### Required work
Reproduce each line of the records below verbatim, keeping every character, space and line break.

### Source records
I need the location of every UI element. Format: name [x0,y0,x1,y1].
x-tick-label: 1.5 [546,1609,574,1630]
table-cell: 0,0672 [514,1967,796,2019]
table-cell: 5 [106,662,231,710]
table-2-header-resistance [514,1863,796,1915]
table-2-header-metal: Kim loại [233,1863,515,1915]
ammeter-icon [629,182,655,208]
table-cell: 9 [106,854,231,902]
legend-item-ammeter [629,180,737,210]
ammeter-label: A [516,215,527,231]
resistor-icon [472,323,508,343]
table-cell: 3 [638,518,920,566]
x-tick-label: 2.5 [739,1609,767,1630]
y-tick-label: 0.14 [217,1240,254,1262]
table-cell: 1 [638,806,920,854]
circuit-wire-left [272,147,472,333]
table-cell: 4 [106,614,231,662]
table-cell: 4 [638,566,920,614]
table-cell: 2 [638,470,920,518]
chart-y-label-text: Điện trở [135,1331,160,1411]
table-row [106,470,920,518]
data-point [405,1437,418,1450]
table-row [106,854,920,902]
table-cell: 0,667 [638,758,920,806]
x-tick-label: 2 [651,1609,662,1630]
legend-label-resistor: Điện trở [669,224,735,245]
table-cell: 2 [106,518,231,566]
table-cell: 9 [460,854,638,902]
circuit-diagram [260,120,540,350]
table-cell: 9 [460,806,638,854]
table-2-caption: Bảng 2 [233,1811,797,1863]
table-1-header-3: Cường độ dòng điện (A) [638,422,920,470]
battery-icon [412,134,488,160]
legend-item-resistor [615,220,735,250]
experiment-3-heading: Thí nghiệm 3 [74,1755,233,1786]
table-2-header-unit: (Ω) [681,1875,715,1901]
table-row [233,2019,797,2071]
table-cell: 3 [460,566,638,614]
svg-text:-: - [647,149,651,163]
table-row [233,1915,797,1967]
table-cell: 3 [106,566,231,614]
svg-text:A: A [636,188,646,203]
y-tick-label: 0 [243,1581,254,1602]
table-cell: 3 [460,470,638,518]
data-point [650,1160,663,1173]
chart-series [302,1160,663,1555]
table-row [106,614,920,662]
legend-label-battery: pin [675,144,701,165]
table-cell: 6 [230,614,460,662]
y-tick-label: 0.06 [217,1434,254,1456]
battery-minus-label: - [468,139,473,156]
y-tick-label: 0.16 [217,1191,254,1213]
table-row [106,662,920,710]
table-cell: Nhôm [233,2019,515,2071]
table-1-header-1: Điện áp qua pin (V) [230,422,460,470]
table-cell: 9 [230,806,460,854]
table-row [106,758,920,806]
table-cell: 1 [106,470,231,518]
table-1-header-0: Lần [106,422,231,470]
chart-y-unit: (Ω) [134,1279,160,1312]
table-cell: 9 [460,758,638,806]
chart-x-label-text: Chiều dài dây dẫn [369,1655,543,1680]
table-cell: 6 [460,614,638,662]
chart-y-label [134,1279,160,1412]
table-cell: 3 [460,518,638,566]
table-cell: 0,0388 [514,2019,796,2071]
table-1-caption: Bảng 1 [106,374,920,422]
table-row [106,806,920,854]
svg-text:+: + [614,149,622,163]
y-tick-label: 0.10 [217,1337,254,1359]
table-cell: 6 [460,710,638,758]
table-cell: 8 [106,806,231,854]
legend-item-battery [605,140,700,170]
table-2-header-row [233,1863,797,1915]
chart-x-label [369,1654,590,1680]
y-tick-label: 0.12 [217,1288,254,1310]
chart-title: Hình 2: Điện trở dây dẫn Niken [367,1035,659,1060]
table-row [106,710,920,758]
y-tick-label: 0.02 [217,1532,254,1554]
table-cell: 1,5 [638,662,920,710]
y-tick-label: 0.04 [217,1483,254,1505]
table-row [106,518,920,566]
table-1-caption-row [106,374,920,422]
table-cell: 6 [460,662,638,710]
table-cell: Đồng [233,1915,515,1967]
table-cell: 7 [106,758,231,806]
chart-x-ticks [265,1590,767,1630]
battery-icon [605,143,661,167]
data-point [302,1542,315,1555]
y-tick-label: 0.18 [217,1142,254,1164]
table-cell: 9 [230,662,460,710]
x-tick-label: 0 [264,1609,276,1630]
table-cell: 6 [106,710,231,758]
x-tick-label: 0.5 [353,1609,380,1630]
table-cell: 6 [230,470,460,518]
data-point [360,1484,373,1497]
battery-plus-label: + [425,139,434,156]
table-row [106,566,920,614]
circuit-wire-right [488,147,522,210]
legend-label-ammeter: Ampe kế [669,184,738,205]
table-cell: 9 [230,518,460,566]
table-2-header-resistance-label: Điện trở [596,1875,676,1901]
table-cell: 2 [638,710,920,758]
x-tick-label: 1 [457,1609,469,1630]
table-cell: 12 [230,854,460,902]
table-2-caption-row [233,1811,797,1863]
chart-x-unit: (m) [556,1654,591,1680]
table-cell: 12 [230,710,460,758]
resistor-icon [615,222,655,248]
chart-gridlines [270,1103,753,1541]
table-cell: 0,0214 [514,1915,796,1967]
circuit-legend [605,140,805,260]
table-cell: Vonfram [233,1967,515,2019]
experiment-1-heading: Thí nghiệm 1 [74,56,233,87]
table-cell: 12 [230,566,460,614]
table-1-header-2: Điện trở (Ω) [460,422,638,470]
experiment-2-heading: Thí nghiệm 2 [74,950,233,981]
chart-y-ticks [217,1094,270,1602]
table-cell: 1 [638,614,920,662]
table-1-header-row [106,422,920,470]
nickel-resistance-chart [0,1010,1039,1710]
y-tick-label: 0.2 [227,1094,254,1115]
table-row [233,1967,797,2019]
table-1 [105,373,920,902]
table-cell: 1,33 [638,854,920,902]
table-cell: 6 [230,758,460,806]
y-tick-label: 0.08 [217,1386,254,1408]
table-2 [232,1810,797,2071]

### Worked solution
I need the location of every UI element. Format: name [x0,y0,x1,y1].
x-tick-label: 1.5 [546,1609,574,1630]
table-cell: 0,0672 [514,1967,796,2019]
table-cell: 5 [106,662,231,710]
table-2-header-resistance [514,1863,796,1915]
table-2-header-metal: Kim loại [233,1863,515,1915]
ammeter-icon [629,182,655,208]
table-cell: 9 [106,854,231,902]
legend-item-ammeter [629,180,737,210]
ammeter-label: A [516,215,527,231]
resistor-icon [472,323,508,343]
table-cell: 3 [638,518,920,566]
x-tick-label: 2.5 [739,1609,767,1630]
y-tick-label: 0.14 [217,1240,254,1262]
table-cell: 1 [638,806,920,854]
circuit-wire-left [272,147,472,333]
table-cell: 4 [106,614,231,662]
table-cell: 4 [638,566,920,614]
table-cell: 2 [638,470,920,518]
chart-y-label-text: Điện trở [135,1331,160,1411]
table-row [106,470,920,518]
data-point [405,1437,418,1450]
table-row [106,854,920,902]
table-cell: 0,667 [638,758,920,806]
x-tick-label: 2 [651,1609,662,1630]
legend-label-resistor: Điện trở [669,224,735,245]
table-cell: 2 [106,518,231,566]
table-cell: 9 [460,854,638,902]
circuit-diagram [260,120,540,350]
table-cell: 9 [460,806,638,854]
table-2-caption: Bảng 2 [233,1811,797,1863]
table-1-header-3: Cường độ dòng điện (A) [638,422,920,470]
battery-icon [412,134,488,160]
legend-item-resistor [615,220,735,250]
experiment-3-heading: Thí nghiệm 3 [74,1755,233,1786]
table-2-header-unit: (Ω) [681,1875,715,1901]
table-row [233,2019,797,2071]
table-cell: 3 [460,566,638,614]
svg-text:-: - [647,149,651,163]
table-row [233,1915,797,1967]
table-cell: 3 [106,566,231,614]
svg-text:A: A [636,188,646,203]
y-tick-label: 0 [243,1581,254,1602]
table-cell: 3 [460,470,638,518]
data-point [650,1160,663,1173]
chart-series [302,1160,663,1555]
table-row [106,614,920,662]
legend-label-battery: pin [675,144,701,165]
table-cell: 6 [230,614,460,662]
y-tick-label: 0.06 [217,1434,254,1456]
battery-minus-label: - [468,139,473,156]
y-tick-label: 0.16 [217,1191,254,1213]
table-row [106,662,920,710]
table-cell: Nhôm [233,2019,515,2071]
table-1-header-1: Điện áp qua pin (V) [230,422,460,470]
table-cell: 9 [230,806,460,854]
table-row [106,758,920,806]
table-cell: 1 [106,470,231,518]
table-1-header-0: Lần [106,422,231,470]
chart-y-unit: (Ω) [134,1279,160,1312]
table-cell: 9 [460,758,638,806]
chart-x-label-text: Chiều dài dây dẫn [369,1655,543,1680]
table-cell: 6 [460,614,638,662]
chart-y-label [134,1279,160,1412]
table-cell: 3 [460,518,638,566]
table-cell: 0,0388 [514,2019,796,2071]
table-1-caption: Bảng 1 [106,374,920,422]
table-row [106,806,920,854]
svg-text:+: + [614,149,622,163]
y-tick-label: 0.10 [217,1337,254,1359]
table-cell: 6 [460,710,638,758]
table-cell: 8 [106,806,231,854]
legend-item-battery [605,140,700,170]
table-2-header-row [233,1863,797,1915]
chart-x-label [369,1654,590,1680]
y-tick-label: 0.12 [217,1288,254,1310]
chart-title: Hình 2: Điện trở dây dẫn Niken [367,1035,659,1060]
table-row [106,710,920,758]
y-tick-label: 0.02 [217,1532,254,1554]
table-cell: 1,5 [638,662,920,710]
y-tick-label: 0.04 [217,1483,254,1505]
table-row [106,518,920,566]
table-1-caption-row [106,374,920,422]
table-cell: 6 [460,662,638,710]
table-cell: Đồng [233,1915,515,1967]
table-cell: 7 [106,758,231,806]
chart-x-ticks [265,1590,767,1630]
battery-icon [605,143,661,167]
data-point [302,1542,315,1555]
y-tick-label: 0.18 [217,1142,254,1164]
table-cell: 9 [230,662,460,710]
x-tick-label: 0 [264,1609,276,1630]
table-cell: 6 [106,710,231,758]
x-tick-label: 0.5 [353,1609,380,1630]
table-cell: 6 [230,470,460,518]
data-point [360,1484,373,1497]
battery-plus-label: + [425,139,434,156]
table-row [106,566,920,614]
circuit-wire-right [488,147,522,210]
legend-label-ammeter: Ampe kế [669,184,738,205]
table-cell: 9 [230,518,460,566]
table-2-header-resistance-label: Điện trở [596,1875,676,1901]
table-cell: 2 [638,710,920,758]
x-tick-label: 1 [457,1609,469,1630]
table-cell: 12 [230,854,460,902]
table-2-caption-row [233,1811,797,1863]
chart-x-unit: (m) [556,1654,591,1680]
table-cell: 12 [230,710,460,758]
resistor-icon [615,222,655,248]
chart-gridlines [270,1103,753,1541]
table-cell: 0,0214 [514,1915,796,1967]
circuit-legend [605,140,805,260]
table-cell: Vonfram [233,1967,515,2019]
experiment-1-heading: Thí nghiệm 1 [74,56,233,87]
table-cell: 12 [230,566,460,614]
table-1-header-2: Điện trở (Ω) [460,422,638,470]
experiment-2-heading: Thí nghiệm 2 [74,950,233,981]
chart-y-ticks [217,1094,270,1602]
table-cell: 1 [638,614,920,662]
table-1-header-row [106,422,920,470]
nickel-resistance-chart [0,1010,1039,1710]
y-tick-label: 0.2 [227,1094,254,1115]
table-row [233,1967,797,2019]
table-1 [105,373,920,902]
table-cell: 1,33 [638,854,920,902]
table-cell: 6 [230,758,460,806]
y-tick-label: 0.08 [217,1386,254,1408]
table-2 [232,1810,797,2071]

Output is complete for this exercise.